======== DATA EXTRACT ========
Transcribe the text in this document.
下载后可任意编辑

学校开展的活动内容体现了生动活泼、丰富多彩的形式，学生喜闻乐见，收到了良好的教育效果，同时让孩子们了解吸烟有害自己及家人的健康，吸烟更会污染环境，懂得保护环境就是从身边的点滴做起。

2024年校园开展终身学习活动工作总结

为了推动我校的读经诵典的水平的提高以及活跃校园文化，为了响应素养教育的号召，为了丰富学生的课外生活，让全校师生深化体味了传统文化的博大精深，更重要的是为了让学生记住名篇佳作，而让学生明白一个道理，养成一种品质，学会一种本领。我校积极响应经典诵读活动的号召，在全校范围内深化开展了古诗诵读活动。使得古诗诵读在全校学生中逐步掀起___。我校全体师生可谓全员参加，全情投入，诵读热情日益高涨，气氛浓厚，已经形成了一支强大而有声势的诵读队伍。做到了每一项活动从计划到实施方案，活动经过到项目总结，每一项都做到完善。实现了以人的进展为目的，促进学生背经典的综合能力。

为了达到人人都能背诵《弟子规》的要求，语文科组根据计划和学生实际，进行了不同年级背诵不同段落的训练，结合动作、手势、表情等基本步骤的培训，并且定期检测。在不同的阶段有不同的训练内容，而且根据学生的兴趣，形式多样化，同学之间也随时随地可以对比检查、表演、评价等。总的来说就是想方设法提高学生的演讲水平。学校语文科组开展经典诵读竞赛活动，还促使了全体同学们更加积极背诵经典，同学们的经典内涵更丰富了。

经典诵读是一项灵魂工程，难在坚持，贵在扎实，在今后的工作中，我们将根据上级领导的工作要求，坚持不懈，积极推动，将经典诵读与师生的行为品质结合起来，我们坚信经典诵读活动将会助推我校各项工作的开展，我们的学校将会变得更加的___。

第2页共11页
========
======== DATA EXTRACT ========
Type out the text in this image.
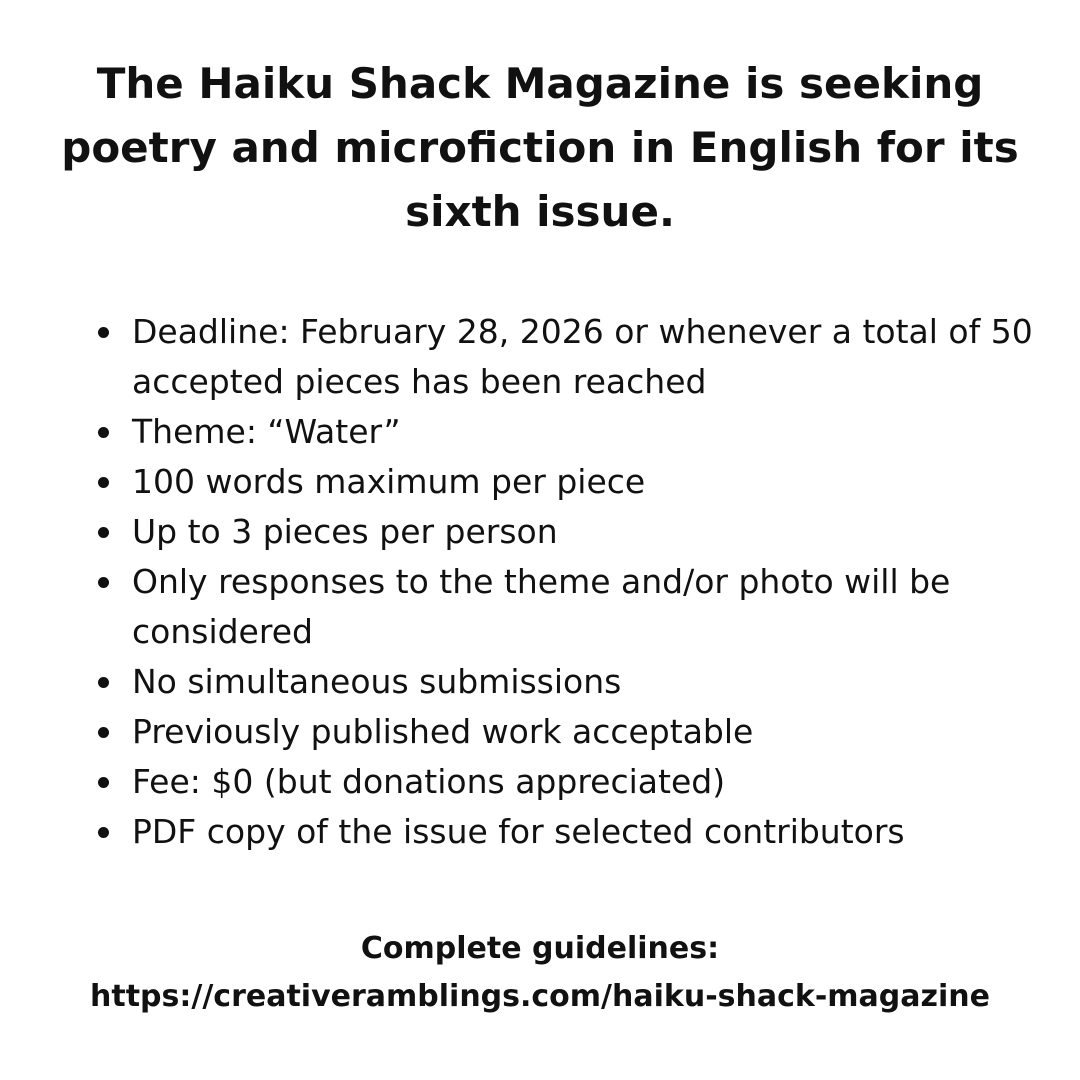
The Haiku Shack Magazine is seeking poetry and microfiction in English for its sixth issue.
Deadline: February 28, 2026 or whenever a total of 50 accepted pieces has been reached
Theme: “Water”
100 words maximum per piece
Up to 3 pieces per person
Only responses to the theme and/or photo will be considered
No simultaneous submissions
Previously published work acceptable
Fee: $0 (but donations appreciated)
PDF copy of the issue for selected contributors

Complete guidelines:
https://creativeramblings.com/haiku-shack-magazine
========
======== DATA EXTRACT ========
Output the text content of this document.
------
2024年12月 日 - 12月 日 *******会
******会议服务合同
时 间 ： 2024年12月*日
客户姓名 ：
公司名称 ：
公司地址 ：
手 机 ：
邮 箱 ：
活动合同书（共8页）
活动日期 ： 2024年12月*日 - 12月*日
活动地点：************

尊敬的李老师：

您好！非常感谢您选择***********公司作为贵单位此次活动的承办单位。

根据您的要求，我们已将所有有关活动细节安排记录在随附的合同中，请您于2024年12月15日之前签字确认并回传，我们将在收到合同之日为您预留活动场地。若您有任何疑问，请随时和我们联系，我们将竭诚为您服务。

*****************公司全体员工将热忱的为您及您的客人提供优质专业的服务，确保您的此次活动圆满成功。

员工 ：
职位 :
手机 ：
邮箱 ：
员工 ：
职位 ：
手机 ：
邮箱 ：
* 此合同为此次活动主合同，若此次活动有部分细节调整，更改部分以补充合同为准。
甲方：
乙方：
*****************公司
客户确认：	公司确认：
========
STATED EXERCISE:
Which lines contain the word "text"? Copy each of them.

REPLY TO THE TASK:
Transcribe the text in this document.
Type out the text in this image.
Output the text content of this document.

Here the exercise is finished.